# Task directions
Locate the word "plane" in the material, then show every line that holds it.

──────── Input material

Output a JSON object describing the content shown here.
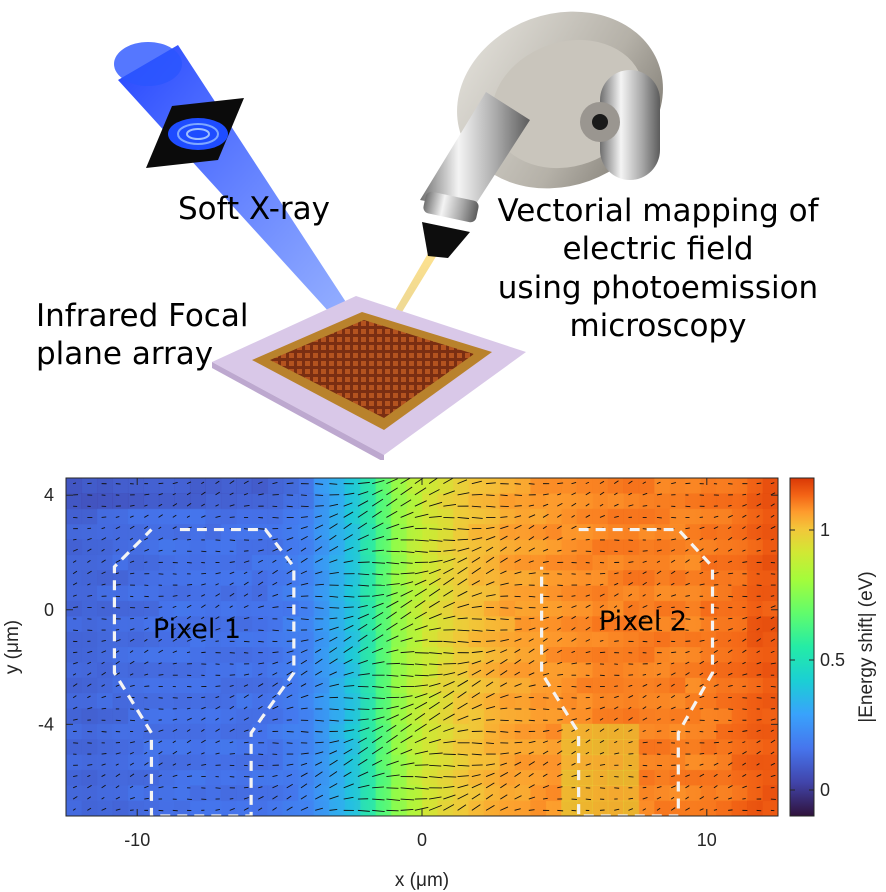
{
  "illustration": {
    "soft_xray_label": "Soft X-ray",
    "fpa_label": [
      "Infrared Focal",
      "plane array"
    ],
    "peem_label": [
      "Vectorial mapping of",
      "electric field",
      "using photoemission",
      "microscopy"
    ],
    "icons": [
      "xray-beam-icon",
      "zone-plate-icon",
      "focal-plane-array-chip-icon",
      "photoemission-microscope-icon"
    ]
  },
  "chart_data": {
    "type": "heatmap",
    "overlay": "quiver",
    "title": "",
    "xlabel": "x (μm)",
    "ylabel": "y (μm)",
    "colorbar_label": "|Energy shift| (eV)",
    "colormap": "turbo",
    "xlim": [
      -12.5,
      12.5
    ],
    "ylim": [
      -7.2,
      4.6
    ],
    "clim": [
      -0.1,
      1.2
    ],
    "xticks": [
      -10,
      0,
      10
    ],
    "xtick_labels": [
      "-10",
      "0",
      "10"
    ],
    "yticks": [
      4,
      0,
      -4
    ],
    "ytick_labels": [
      "4",
      "0",
      "-4"
    ],
    "colorbar_ticks": [
      0,
      0.5,
      1
    ],
    "colorbar_tick_labels": [
      "0",
      "0.5",
      "1"
    ],
    "x": [
      -11.7,
      -10.0,
      -8.5,
      -7.0,
      -5.5,
      -4.0,
      -2.5,
      -1.5,
      -1.0,
      0.0,
      1.5,
      3.0,
      5.0,
      6.5,
      8.0,
      9.5,
      11.0,
      11.9
    ],
    "energy_shift_profile_eV": [
      0.12,
      0.14,
      0.15,
      0.15,
      0.15,
      0.2,
      0.38,
      0.62,
      0.75,
      0.9,
      1.0,
      1.05,
      1.08,
      1.1,
      1.1,
      1.1,
      1.12,
      1.15
    ],
    "annotations": [
      {
        "text": "Pixel 1",
        "x": -6.5,
        "y": 0
      },
      {
        "text": "Pixel 2",
        "x": 7.5,
        "y": 0
      }
    ],
    "pixel_outlines": [
      {
        "name": "Pixel 1",
        "points": [
          [
            -8.5,
            2.8
          ],
          [
            -5.5,
            2.8
          ],
          [
            -4.5,
            1.5
          ],
          [
            -4.5,
            -2.2
          ],
          [
            -6.0,
            -4.3
          ],
          [
            -6.0,
            -7.2
          ],
          [
            -9.5,
            -7.2
          ],
          [
            -9.5,
            -4.3
          ],
          [
            -10.8,
            -2.2
          ],
          [
            -10.8,
            1.5
          ],
          [
            -9.5,
            2.8
          ]
        ]
      },
      {
        "name": "Pixel 2",
        "points": [
          [
            5.5,
            2.8
          ],
          [
            9.0,
            2.8
          ],
          [
            10.2,
            1.5
          ],
          [
            10.2,
            -2.2
          ],
          [
            9.0,
            -4.3
          ],
          [
            9.0,
            -7.2
          ],
          [
            5.5,
            -7.2
          ],
          [
            5.5,
            -4.3
          ],
          [
            4.2,
            -2.2
          ],
          [
            4.2,
            1.5
          ]
        ]
      }
    ]
  }
}
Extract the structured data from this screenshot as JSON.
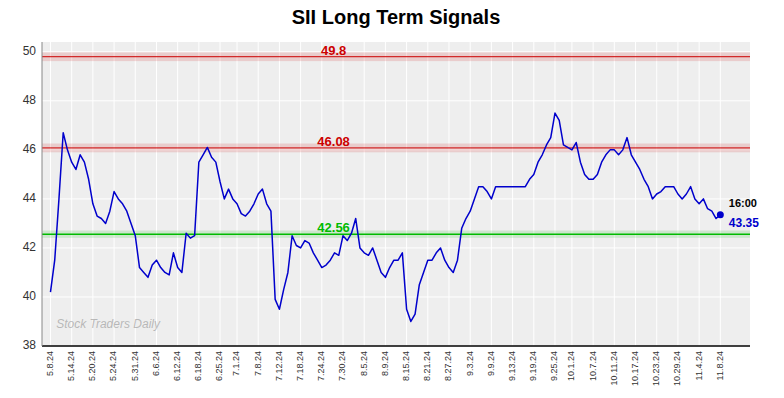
{
  "chart_data": {
    "type": "line",
    "title": "SII Long Term Signals",
    "watermark": "Stock Traders Daily",
    "color": "#0000cc",
    "grid": true,
    "ylim": [
      38,
      50.4
    ],
    "yticks": [
      38,
      40,
      42,
      44,
      46,
      48,
      50
    ],
    "hlines": [
      {
        "value": 49.8,
        "label": "49.8",
        "color": "#cc0000"
      },
      {
        "value": 46.08,
        "label": "46.08",
        "color": "#cc0000"
      },
      {
        "value": 42.56,
        "label": "42.56",
        "color": "#00bb00"
      }
    ],
    "last_point": {
      "value": 43.35,
      "label": "16:00",
      "value_label": "43.35"
    },
    "categories": [
      "5.8.24",
      null,
      null,
      null,
      null,
      "5.14.24",
      null,
      null,
      null,
      null,
      "5.20.24",
      null,
      null,
      null,
      null,
      "5.24.24",
      null,
      null,
      null,
      null,
      "5.31.24",
      null,
      null,
      null,
      null,
      "6.6.24",
      null,
      null,
      null,
      null,
      "6.12.24",
      null,
      null,
      null,
      null,
      "6.18.24",
      null,
      null,
      null,
      null,
      "6.25.24",
      null,
      null,
      null,
      "7.1.24",
      null,
      null,
      null,
      null,
      "7.8.24",
      null,
      null,
      null,
      null,
      "7.12.24",
      null,
      null,
      null,
      null,
      "7.18.24",
      null,
      null,
      null,
      null,
      "7.24.24",
      null,
      null,
      null,
      null,
      "7.30.24",
      null,
      null,
      null,
      null,
      "8.5.24",
      null,
      null,
      null,
      null,
      "8.9.24",
      null,
      null,
      null,
      null,
      "8.15.24",
      null,
      null,
      null,
      null,
      "8.21.24",
      null,
      null,
      null,
      null,
      "8.27.24",
      null,
      null,
      null,
      null,
      "9.3.24",
      null,
      null,
      null,
      null,
      "9.9.24",
      null,
      null,
      null,
      null,
      "9.13.24",
      null,
      null,
      null,
      null,
      "9.19.24",
      null,
      null,
      null,
      null,
      "9.25.24",
      null,
      null,
      null,
      "10.1.24",
      null,
      null,
      null,
      null,
      "10.7.24",
      null,
      null,
      null,
      null,
      "10.11.24",
      null,
      null,
      null,
      null,
      "10.17.24",
      null,
      null,
      null,
      null,
      "10.23.24",
      null,
      null,
      null,
      null,
      "10.29.24",
      null,
      null,
      null,
      null,
      "11.4.24",
      null,
      null,
      null,
      null,
      "11.8.24"
    ],
    "values": [
      40.2,
      41.5,
      44.0,
      46.7,
      46.0,
      45.5,
      45.2,
      45.8,
      45.5,
      44.8,
      43.8,
      43.3,
      43.2,
      43.0,
      43.5,
      44.3,
      44.0,
      43.8,
      43.5,
      43.0,
      42.5,
      41.2,
      41.0,
      40.8,
      41.3,
      41.5,
      41.2,
      41.0,
      40.9,
      41.8,
      41.2,
      41.0,
      42.6,
      42.4,
      42.5,
      45.5,
      45.8,
      46.1,
      45.7,
      45.5,
      44.7,
      44.0,
      44.4,
      44.0,
      43.8,
      43.4,
      43.3,
      43.5,
      43.8,
      44.2,
      44.4,
      43.8,
      43.5,
      39.9,
      39.5,
      40.3,
      41.0,
      42.5,
      42.1,
      42.0,
      42.3,
      42.2,
      41.8,
      41.5,
      41.2,
      41.3,
      41.5,
      41.8,
      41.7,
      42.5,
      42.3,
      42.6,
      43.2,
      42.0,
      41.8,
      41.7,
      42.0,
      41.5,
      41.0,
      40.8,
      41.2,
      41.5,
      41.5,
      41.8,
      39.5,
      39.0,
      39.3,
      40.5,
      41.0,
      41.5,
      41.5,
      41.8,
      42.0,
      41.5,
      41.2,
      41.0,
      41.5,
      42.8,
      43.2,
      43.5,
      44.0,
      44.5,
      44.5,
      44.3,
      44.0,
      44.5,
      44.5,
      44.5,
      44.5,
      44.5,
      44.5,
      44.5,
      44.5,
      44.8,
      45.0,
      45.5,
      45.8,
      46.2,
      46.5,
      47.5,
      47.2,
      46.2,
      46.1,
      46.0,
      46.3,
      45.5,
      45.0,
      44.8,
      44.8,
      45.0,
      45.5,
      45.8,
      46.0,
      46.0,
      45.8,
      46.0,
      46.5,
      45.8,
      45.5,
      45.2,
      44.8,
      44.5,
      44.0,
      44.2,
      44.3,
      44.5,
      44.5,
      44.5,
      44.2,
      44.0,
      44.2,
      44.5,
      44.0,
      43.8,
      44.0,
      43.6,
      43.5,
      43.2,
      43.35
    ]
  }
}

────────────────

# Solution below
      "plane array"
      "focal-plane-array-chip-icon",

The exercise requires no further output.